* [Problem description] Copy out each line of the data holding "refinement".

Stored entries:
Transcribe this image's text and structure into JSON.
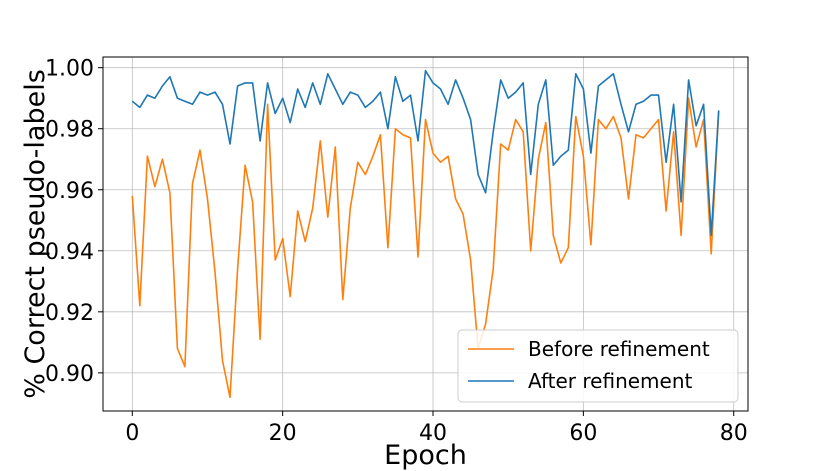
{
  "chart_data": {
    "type": "line",
    "xlabel": "Epoch",
    "ylabel": "% Correct pseudo-labels",
    "xlim": [
      -3.9,
      81.9
    ],
    "ylim": [
      0.8875,
      1.0035
    ],
    "xticks": [
      0,
      20,
      40,
      60,
      80
    ],
    "yticks": [
      0.9,
      0.92,
      0.94,
      0.96,
      0.98,
      1.0
    ],
    "xtick_labels": [
      "0",
      "20",
      "40",
      "60",
      "80"
    ],
    "ytick_labels": [
      "0.90",
      "0.92",
      "0.94",
      "0.96",
      "0.98",
      "1.00"
    ],
    "grid": true,
    "legend_position": "lower-right",
    "x": [
      0,
      1,
      2,
      3,
      4,
      5,
      6,
      7,
      8,
      9,
      10,
      11,
      12,
      13,
      14,
      15,
      16,
      17,
      18,
      19,
      20,
      21,
      22,
      23,
      24,
      25,
      26,
      27,
      28,
      29,
      30,
      31,
      32,
      33,
      34,
      35,
      36,
      37,
      38,
      39,
      40,
      41,
      42,
      43,
      44,
      45,
      46,
      47,
      48,
      49,
      50,
      51,
      52,
      53,
      54,
      55,
      56,
      57,
      58,
      59,
      60,
      61,
      62,
      63,
      64,
      65,
      66,
      67,
      68,
      69,
      70,
      71,
      72,
      73,
      74,
      75,
      76,
      77,
      78
    ],
    "series": [
      {
        "name": "Before refinement",
        "color": "#ff7f0e",
        "values": [
          0.958,
          0.922,
          0.971,
          0.961,
          0.97,
          0.959,
          0.908,
          0.902,
          0.962,
          0.973,
          0.957,
          0.933,
          0.904,
          0.892,
          0.934,
          0.968,
          0.956,
          0.911,
          0.988,
          0.937,
          0.944,
          0.925,
          0.953,
          0.943,
          0.954,
          0.976,
          0.951,
          0.974,
          0.924,
          0.954,
          0.969,
          0.965,
          0.971,
          0.978,
          0.941,
          0.98,
          0.978,
          0.977,
          0.938,
          0.983,
          0.972,
          0.969,
          0.971,
          0.957,
          0.952,
          0.937,
          0.908,
          0.916,
          0.934,
          0.975,
          0.973,
          0.983,
          0.979,
          0.94,
          0.97,
          0.982,
          0.945,
          0.936,
          0.941,
          0.984,
          0.971,
          0.942,
          0.983,
          0.98,
          0.984,
          0.977,
          0.957,
          0.978,
          0.977,
          0.98,
          0.983,
          0.953,
          0.979,
          0.945,
          0.99,
          0.974,
          0.983,
          0.939,
          0.986
        ]
      },
      {
        "name": "After refinement",
        "color": "#1f77b4",
        "values": [
          0.989,
          0.987,
          0.991,
          0.99,
          0.994,
          0.997,
          0.99,
          0.989,
          0.988,
          0.992,
          0.991,
          0.992,
          0.988,
          0.975,
          0.994,
          0.995,
          0.995,
          0.976,
          0.995,
          0.985,
          0.99,
          0.982,
          0.993,
          0.987,
          0.995,
          0.988,
          0.998,
          0.993,
          0.988,
          0.992,
          0.991,
          0.987,
          0.989,
          0.992,
          0.98,
          0.997,
          0.989,
          0.991,
          0.976,
          0.999,
          0.995,
          0.993,
          0.988,
          0.996,
          0.99,
          0.983,
          0.965,
          0.959,
          0.979,
          0.996,
          0.99,
          0.992,
          0.995,
          0.965,
          0.988,
          0.996,
          0.968,
          0.971,
          0.973,
          0.998,
          0.993,
          0.972,
          0.994,
          0.996,
          0.998,
          0.988,
          0.979,
          0.988,
          0.989,
          0.991,
          0.991,
          0.969,
          0.988,
          0.956,
          0.996,
          0.981,
          0.988,
          0.945,
          0.986
        ]
      }
    ]
  }
}
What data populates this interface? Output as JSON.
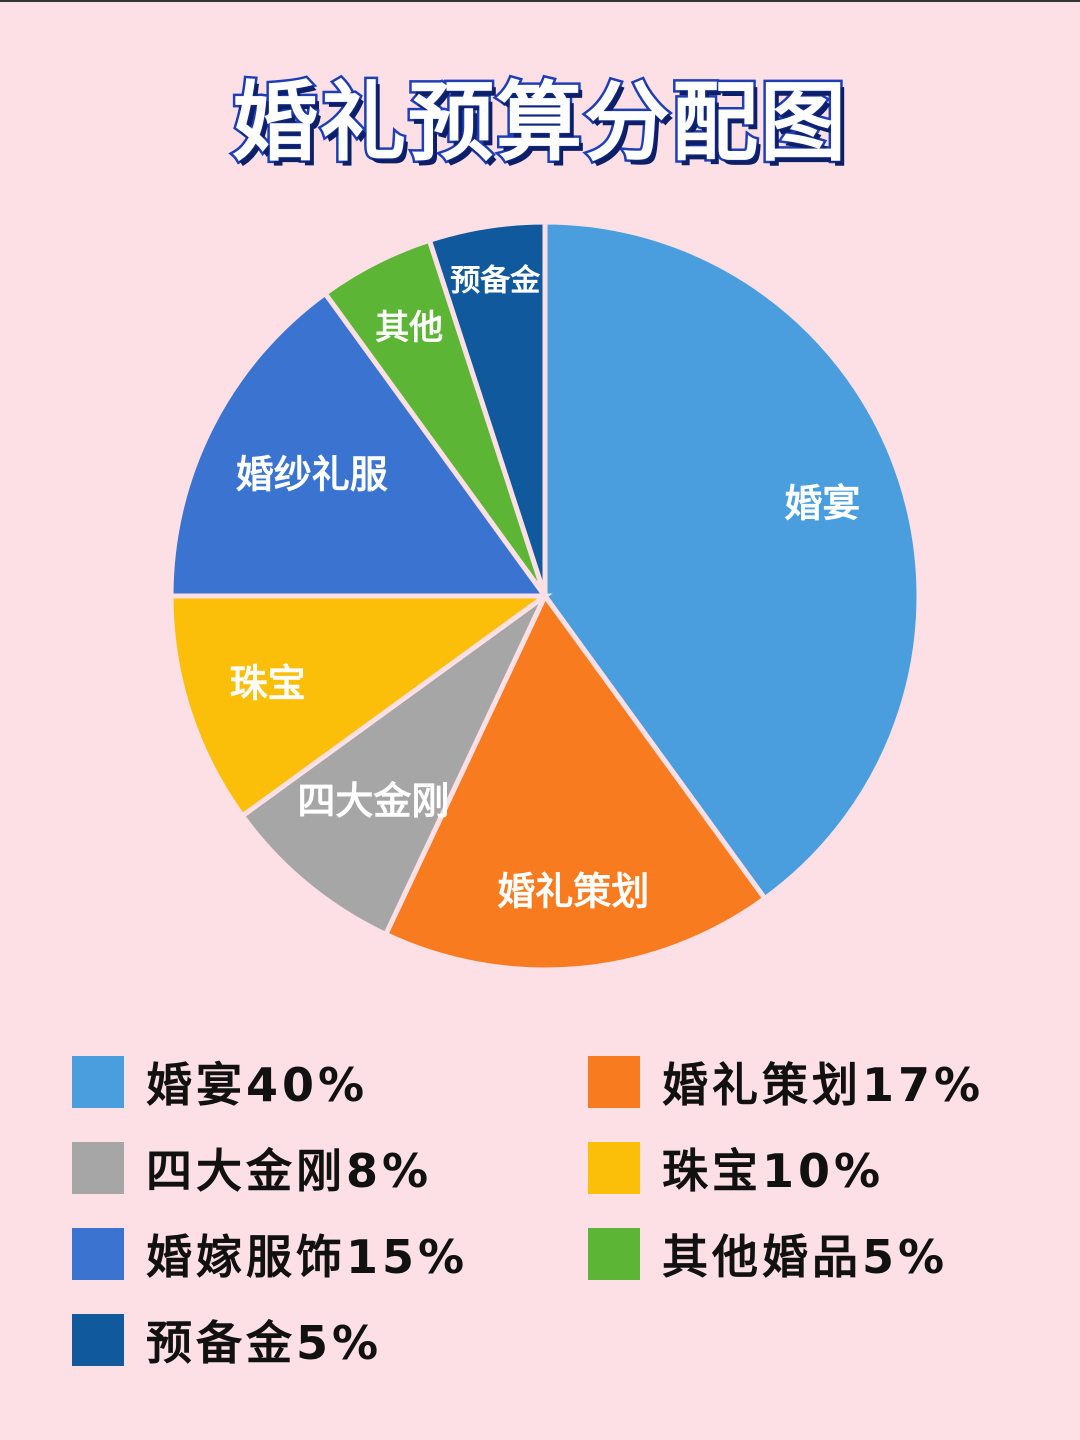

* [Answer in full]
        "name": "Before refinement",
        "name": "After refinement",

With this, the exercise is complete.